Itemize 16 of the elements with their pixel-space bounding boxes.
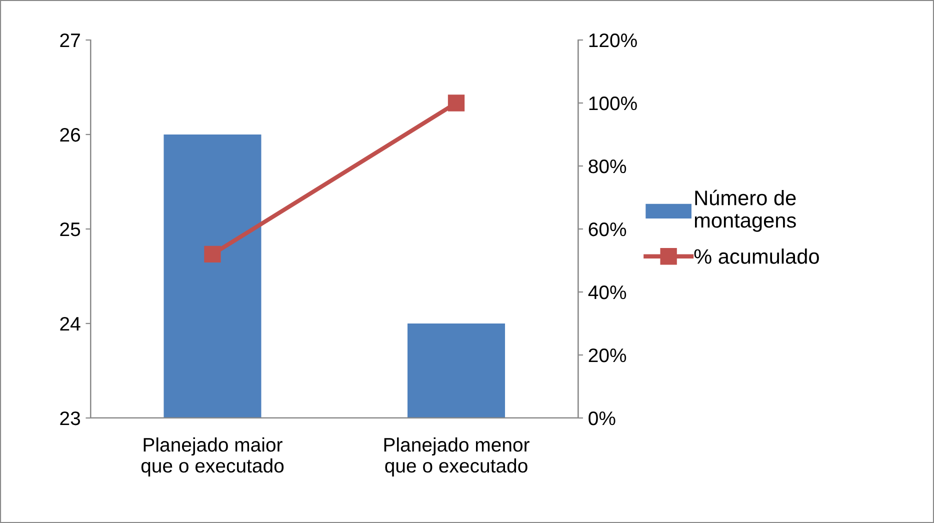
y2-tick-label: 20% xyxy=(588,348,626,362)
y-tick-label: 25 xyxy=(60,222,80,236)
y2-tick-label: 100% xyxy=(589,96,637,110)
y-tick-label: 27 xyxy=(60,33,80,48)
y-tick-label: 24 xyxy=(60,316,80,331)
y-tick-label: 23 xyxy=(60,411,80,426)
y2-tick-label: 40% xyxy=(588,285,626,300)
y-tick-label: 26 xyxy=(60,128,80,142)
x-tick-label: Planejado maior que o executado xyxy=(141,437,284,476)
x-tick-label: Planejado menor que o executado xyxy=(384,437,530,476)
y2-tick-label: 120% xyxy=(589,33,637,48)
y2-tick-label: 0% xyxy=(588,411,616,426)
legend-label: Número de montagens xyxy=(694,190,796,232)
legend-label: % acumulado xyxy=(694,248,819,264)
y2-tick-label: 80% xyxy=(588,159,626,174)
y2-tick-label: 60% xyxy=(588,222,626,236)
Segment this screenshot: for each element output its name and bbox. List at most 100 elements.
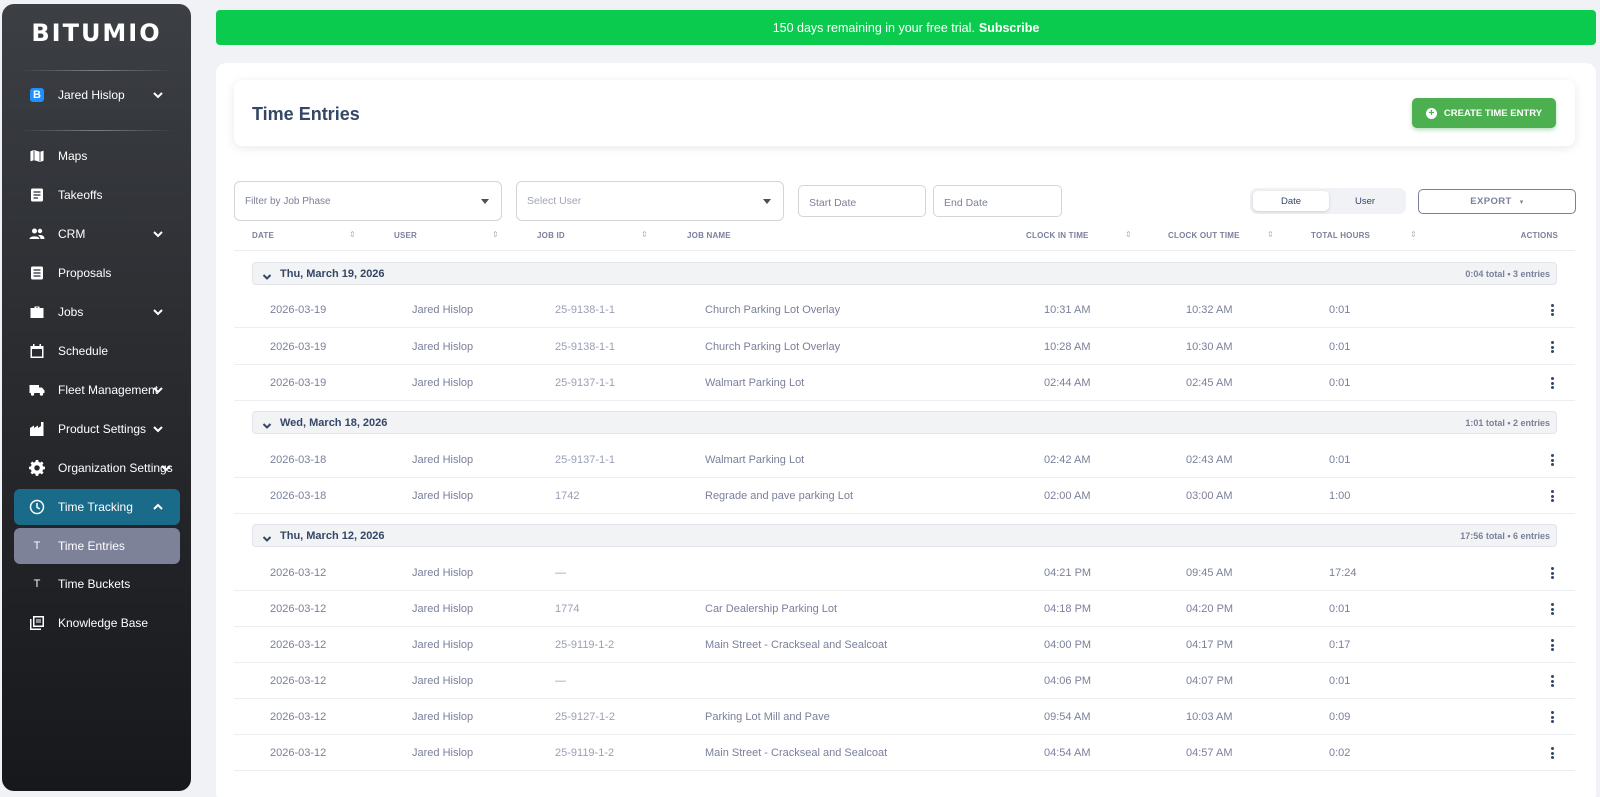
export-button[interactable]: EXPORT ▾ <box>1418 189 1576 214</box>
end-date-input[interactable]: End Date <box>933 185 1062 217</box>
sidebar-item-fleet-management[interactable]: Fleet Management <box>14 372 180 408</box>
chevron-down-icon <box>152 384 164 396</box>
sidebar-item-knowledge-base[interactable]: Knowledge Base <box>14 605 180 641</box>
sidebar-item-maps[interactable]: Maps <box>14 138 180 174</box>
sidebar-item-product-settings[interactable]: Product Settings <box>14 411 180 447</box>
cell-job-id: 25-9137-1-1 <box>555 454 615 466</box>
date-group-summary: 17:56 total • 6 entries <box>1460 531 1550 541</box>
sidebar-item-jobs[interactable]: Jobs <box>14 294 180 330</box>
cell-date: 2026-03-12 <box>270 639 327 651</box>
table-row[interactable]: 2026-03-12 Jared Hislop 25-9127-1-2 Parking… <box>234 699 1575 735</box>
date-group-header[interactable]: Thu, March 19, 2026 0:04 total • 3 entrie… <box>252 262 1557 285</box>
sort-icon[interactable]: ⇕ <box>1267 230 1274 239</box>
more-actions-icon[interactable] <box>1551 747 1555 761</box>
factory-icon <box>28 420 46 438</box>
dropdown-caret-icon <box>481 199 489 204</box>
brand-logo[interactable]: BITUMIO <box>31 19 162 47</box>
sidebar-item-organization-settings[interactable]: Organization Settings <box>14 450 180 486</box>
sidebar-subitem-time-entries[interactable]: T Time Entries <box>14 528 180 564</box>
sort-icon[interactable]: ⇕ <box>1125 230 1132 239</box>
sidebar-item-proposals[interactable]: Proposals <box>14 255 180 291</box>
cell-total-hours: 0:01 <box>1329 454 1351 466</box>
sidebar-item-time-tracking[interactable]: Time Tracking <box>14 489 180 525</box>
cell-clock-out: 10:03 AM <box>1186 711 1233 723</box>
sort-icon[interactable]: ⇕ <box>1410 230 1417 239</box>
cell-job-id: 1774 <box>555 603 580 615</box>
column-header-date[interactable]: DATE <box>252 231 274 240</box>
sidebar-item-label: Jobs <box>58 305 84 319</box>
table-row[interactable]: 2026-03-12 Jared Hislop — 04:06 PM 04:07 PM 0… <box>234 663 1575 699</box>
company-logo-icon: B <box>28 86 46 104</box>
date-group-header[interactable]: Wed, March 18, 2026 1:01 total • 2 entrie… <box>252 411 1557 434</box>
column-header-job-id[interactable]: JOB ID <box>537 231 565 240</box>
job-phase-filter-placeholder: Filter by Job Phase <box>245 195 331 207</box>
sidebar-subitem-letter: T <box>33 540 41 552</box>
column-header-clock-in[interactable]: CLOCK IN TIME <box>1026 231 1089 240</box>
more-actions-icon[interactable] <box>1551 377 1555 391</box>
cell-clock-in: 09:54 AM <box>1044 711 1091 723</box>
table-row[interactable]: 2026-03-19 Jared Hislop 25-9137-1-1 Walmart… <box>234 365 1575 401</box>
table-row[interactable]: 2026-03-12 Jared Hislop — 04:21 PM 09:45 AM 1… <box>234 555 1575 591</box>
more-actions-icon[interactable] <box>1551 490 1555 504</box>
sidebar-item-label: Organization Settings <box>58 461 173 475</box>
more-actions-icon[interactable] <box>1551 711 1555 725</box>
more-actions-icon[interactable] <box>1551 603 1555 617</box>
sidebar-item-label: Knowledge Base <box>58 616 149 630</box>
table-row[interactable]: 2026-03-12 Jared Hislop 25-9119-1-2 Main St… <box>234 627 1575 663</box>
plus-circle-icon: + <box>1425 107 1437 119</box>
chevron-down-icon <box>152 89 164 101</box>
column-header-total-hours[interactable]: TOTAL HOURS <box>1311 231 1371 240</box>
cell-job-name: Walmart Parking Lot <box>705 377 805 389</box>
sort-icon[interactable]: ⇕ <box>349 230 356 239</box>
briefcase-icon <box>28 303 46 321</box>
date-group-summary: 0:04 total • 3 entries <box>1465 269 1550 279</box>
chevron-down-icon[interactable] <box>262 269 272 280</box>
job-phase-filter[interactable]: Filter by Job Phase <box>234 181 502 221</box>
group-by-user-option[interactable]: User <box>1354 195 1376 207</box>
column-header-clock-out[interactable]: CLOCK OUT TIME <box>1168 231 1240 240</box>
create-time-entry-button[interactable]: + CREATE TIME ENTRY <box>1412 98 1556 128</box>
table-row[interactable]: 2026-03-12 Jared Hislop 1774 Car Dealership… <box>234 591 1575 627</box>
user-select[interactable]: Select User <box>516 181 784 221</box>
sidebar-item-takeoffs[interactable]: Takeoffs <box>14 177 180 213</box>
chevron-down-icon[interactable] <box>262 531 272 542</box>
subscribe-link[interactable]: Subscribe <box>978 20 1040 35</box>
start-date-input[interactable]: Start Date <box>798 185 926 217</box>
more-actions-icon[interactable] <box>1551 304 1555 318</box>
cell-job-id: 25-9137-1-1 <box>555 377 615 389</box>
cell-date: 2026-03-12 <box>270 747 327 759</box>
cell-job-name: Church Parking Lot Overlay <box>705 341 841 353</box>
cell-job-name: Main Street - Crackseal and Sealcoat <box>705 639 888 651</box>
table-row[interactable]: 2026-03-12 Jared Hislop 25-9119-1-2 Main St… <box>234 735 1575 771</box>
more-actions-icon[interactable] <box>1551 341 1555 355</box>
cell-job-id: — <box>555 675 566 687</box>
cell-clock-out: 09:45 AM <box>1186 567 1233 579</box>
column-header-user[interactable]: USER <box>394 231 418 240</box>
sort-icon[interactable]: ⇕ <box>492 230 499 239</box>
cell-date: 2026-03-18 <box>270 490 327 502</box>
cell-total-hours: 0:01 <box>1329 341 1351 353</box>
chevron-down-icon[interactable] <box>262 418 272 429</box>
more-actions-icon[interactable] <box>1551 639 1555 653</box>
table-row[interactable]: 2026-03-19 Jared Hislop 25-9138-1-1 Church … <box>234 329 1575 365</box>
sidebar-user-menu[interactable]: B Jared Hislop <box>14 77 180 113</box>
truck-icon <box>28 381 46 399</box>
cell-job-name: Church Parking Lot Overlay <box>705 304 841 316</box>
table-row[interactable]: 2026-03-18 Jared Hislop 25-9137-1-1 Walmart… <box>234 442 1575 478</box>
cell-user: Jared Hislop <box>412 304 474 316</box>
library-icon <box>28 614 46 632</box>
more-actions-icon[interactable] <box>1551 454 1555 468</box>
column-header-actions: ACTIONS <box>1520 231 1558 240</box>
sort-icon[interactable]: ⇕ <box>641 230 648 239</box>
sidebar-item-crm[interactable]: CRM <box>14 216 180 252</box>
group-by-date-option[interactable]: Date <box>1253 191 1329 211</box>
more-actions-icon[interactable] <box>1551 567 1555 581</box>
more-actions-icon[interactable] <box>1551 675 1555 689</box>
sidebar-item-schedule[interactable]: Schedule <box>14 333 180 369</box>
sidebar-subitem-time-buckets[interactable]: T Time Buckets <box>14 566 180 602</box>
header-divider <box>234 250 1575 251</box>
cell-clock-in: 02:00 AM <box>1044 490 1091 502</box>
table-row[interactable]: 2026-03-19 Jared Hislop 25-9138-1-1 Church … <box>234 292 1575 328</box>
table-row[interactable]: 2026-03-18 Jared Hislop 1742 Regrade and pa… <box>234 478 1575 514</box>
date-group-header[interactable]: Thu, March 12, 2026 17:56 total • 6 entri… <box>252 524 1557 547</box>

▶ _What needs to be done_:
Could you convert the material from the line containing "export-button[interactable]: EXPORT ▾" through the line containing "brand-logo[interactable]: BITUMIO <box>31" into a JSON list of strings, one string per line, leaving out any blank lines?

▶ _Complete output_:
[
  "export-button[interactable]: EXPORT ▾ <box>1418 189 1576 214</box>",
  "end-date-input[interactable]: End Date <box>933 185 1062 217</box>",
  "sidebar-item-fleet-management[interactable]: Fleet Management <box>14 372 180 408</box>",
  "chevron-down-icon <box>152 384 164 396</box>",
  "sidebar-item-knowledge-base[interactable]: Knowledge Base <box>14 605 180 641</box>",
  "sidebar-item-maps[interactable]: Maps <box>14 138 180 174</box>",
  "sidebar-item-product-settings[interactable]: Product Settings <box>14 411 180 447</box>",
  "cell-job-id: 25-9137-1-1 <box>555 454 615 466</box>",
  "date-group-summary: 17:56 total • 6 entries <box>1460 531 1550 541</box>",
  "sidebar-item-jobs[interactable]: Jobs <box>14 294 180 330</box>",
  "cell-date: 2026-03-12 <box>270 639 327 651</box>",
  "table-row[interactable]: 2026-03-12 Jared Hislop 25-9127-1-2 Parking… <box>234 699 1575 735</box>",
  "date-group-header[interactable]: Thu, March 19, 2026 0:04 total • 3 entrie… <box>252 262 1557 285</box>",
  "sort-icon[interactable]: ⇕ <box>1267 230 1274 239</box>",
  "more-actions-icon[interactable] <box>1551 747 1555 761</box>",
  "factory-icon <box>28 420 46 438</box>",
  "dropdown-caret-icon <box>481 199 489 204</box>",
  "brand-logo[interactable]: BITUMIO <box>31 19 162 47</box>"
]